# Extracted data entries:
— start —
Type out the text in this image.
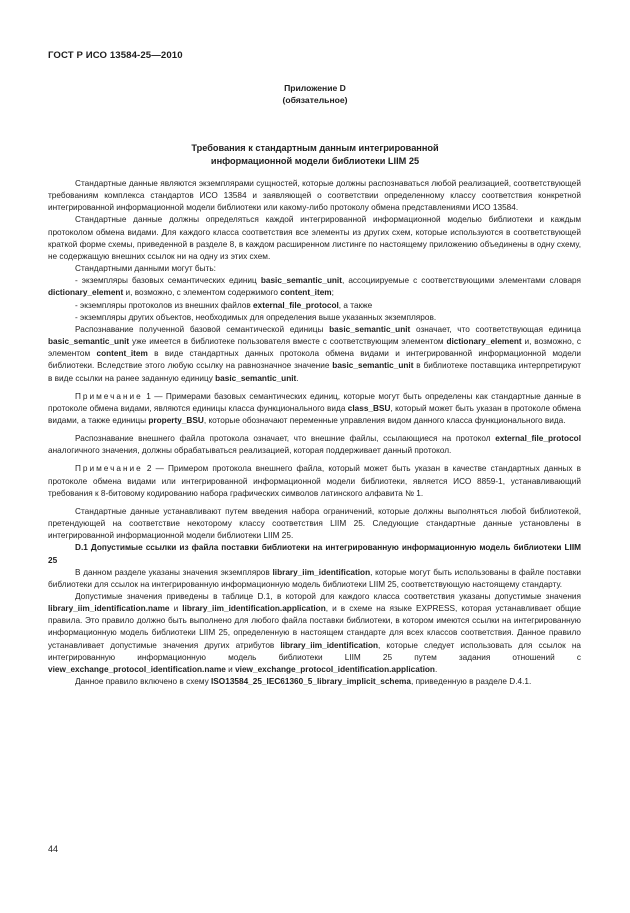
ГОСТ Р ИСО 13584-25—2010
Приложение D
(обязательное)
Требования к стандартным данным интегрированной
информационной модели библиотеки LIIM 25

Стандартные данные являются экземплярами сущностей, которые должны распознаваться любой реализацией, соответствующей требованиям комплекса стандартов ИСО 13584 и заявляющей о соответствии определенному классу соответствия конкретной интегрированной информационной модели библиотеки или какому-либо протоколу обмена представлениями ИСО 13584.

Стандартные данные должны определяться каждой интегрированной информационной моделью библиотеки и каждым протоколом обмена видами. Для каждого класса соответствия все элементы из других схем, которые используются в соответствующей краткой форме схемы, приведенной в разделе 8, в каждом расширенном листинге по настоящему приложению объединены в одну схему, не содержащую внешних ссылок ни на одну из этих схем.

Стандартными данными могут быть:

- экземпляры базовых семантических единиц basic_semantic_unit, ассоциируемые с соответствующими элементами словаря dictionary_element и, возможно, с элементом содержимого content_item;

- экземпляры протоколов из внешних файлов external_file_protocol, а также

- экземпляры других объектов, необходимых для определения выше указанных экземпляров.

Распознавание полученной базовой семантической единицы basic_semantic_unit означает, что соответствующая единица basic_semantic_unit уже имеется в библиотеке пользователя вместе с соответствующим элементом dictionary_element и, возможно, с элементом content_item в виде стандартных данных протокола обмена видами и интегрированной информационной модели библиотеки. Вследствие этого любую ссылку на равнозначное значение basic_semantic_unit в библиотеке поставщика интерпретируют в виде ссылки на ранее заданную единицу basic_semantic_unit.

Примечание 1 — Примерами базовых семантических единиц, которые могут быть определены как стандартные данные в протоколе обмена видами, являются единицы класса функционального вида class_BSU, который может быть указан в протоколе обмена видами, а также единицы property_BSU, которые обозначают переменные управления видом данного класса функционального вида.

Распознавание внешнего файла протокола означает, что внешние файлы, ссылающиеся на протокол external_file_protocol аналогичного значения, должны обрабатываться реализацией, которая поддерживает данный протокол.

Примечание 2 — Примером протокола внешнего файла, который может быть указан в качестве стандартных данных в протоколе обмена видами или интегрированной информационной модели библиотеки, является ИСО 8859-1, устанавливающий требования к 8-битовому кодированию набора графических символов латинского алфавита № 1.

Стандартные данные устанавливают путем введения набора ограничений, которые должны выполняться любой библиотекой, претендующей на соответствие некоторому классу соответствия LIIM 25. Следующие стандартные данные установлены в интегрированной информационной модели библиотеки LIIM 25.

D.1 Допустимые ссылки из файла поставки библиотеки на интегрированную информационную модель библиотеки LIIM 25

В данном разделе указаны значения экземпляров library_iim_identification, которые могут быть использованы в файле поставки библиотеки для ссылок на интегрированную информационную модель библиотеки LIIM 25, соответствующую настоящему стандарту.

Допустимые значения приведены в таблице D.1, в которой для каждого класса соответствия указаны допустимые значения library_iim_identification.name и library_iim_identification.application, и в схеме на языке EXPRESS, которая устанавливает общие правила. Это правило должно быть выполнено для любого файла поставки библиотеки, в котором имеются ссылки на интегрированную информационную модель библиотеки LIIM 25, определенную в настоящем стандарте для всех классов соответствия. Данное правило устанавливает допустимые значения других атрибутов library_iim_identification, которые следует использовать для ссылок на интегрированную информационную модель библиотеки LIIM 25 путем задания отношений с view_exchange_protocol_identification.name и view_exchange_protocol_identification.application.

Данное правило включено в схему ISO13584_25_IEC61360_5_library_implicit_schema, приведенную в разделе D.4.1.

44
— end —
# JOB:
Check each line of the data above for the string "путем" and report only how many lines have it.

# ANSWER TO THIS PROBLEM:
2